## Short task
Find the lines holding the word "resim" and collect them.
>> begin
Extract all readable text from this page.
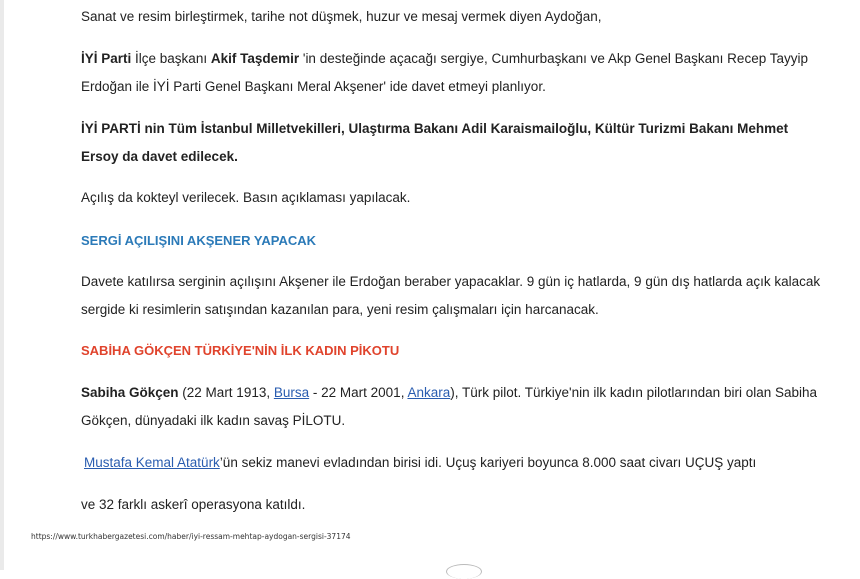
Sanat ve resim birleştirmek, tarihe not düşmek, huzur ve mesaj vermek diyen Aydoğan,

İYİ Parti İlçe başkanı Akif Taşdemir 'in desteğinde açacağı sergiye, Cumhurbaşkanı ve Akp Genel Başkanı Recep Tayyip Erdoğan ile İYİ Parti Genel Başkanı Meral Akşener' ide davet etmeyi planlıyor.

İYİ PARTİ nin Tüm İstanbul Milletvekilleri, Ulaştırma Bakanı Adil Karaismailoğlu, Kültür Turizmi Bakanı Mehmet Ersoy da davet edilecek.

Açılış da kokteyl verilecek. Basın açıklaması yapılacak.

SERGİ AÇILIŞINI AKŞENER YAPACAK

Davete katılırsa serginin açılışını Akşener ile Erdoğan beraber yapacaklar. 9 gün iç hatlarda, 9 gün dış hatlarda açık kalacak sergide ki resimlerin satışından kazanılan para, yeni resim çalışmaları için harcanacak.

SABİHA GÖKÇEN TÜRKİYE'NİN İLK KADIN PİKOTU

Sabiha Gökçen (22 Mart 1913, Bursa - 22 Mart 2001, Ankara), Türk pilot. Türkiye'nin ilk kadın pilotlarından biri olan Sabiha Gökçen, dünyadaki ilk kadın savaş PİLOTU.

Mustafa Kemal Atatürk’ün sekiz manevi evladından birisi idi. Uçuş kariyeri boyunca 8.000 saat civarı UÇUŞ yaptı

ve 32 farklı askerî operasyona katıldı.

https://www.turkhabergazetesi.com/haber/iyi-ressam-mehtap-aydogan-sergisi-37174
>> end
## The result
Sanat ve resim birleştirmek, tarihe not düşmek, huzur ve mesaj vermek diyen Aydoğan,
Davete katılırsa serginin açılışını Akşener ile Erdoğan beraber yapacaklar. 9 gün iç hatlarda, 9 gün dış hatlarda açık kalacak sergide ki resimlerin satışından kazanılan para, yeni resim çalışmaları için harcanacak.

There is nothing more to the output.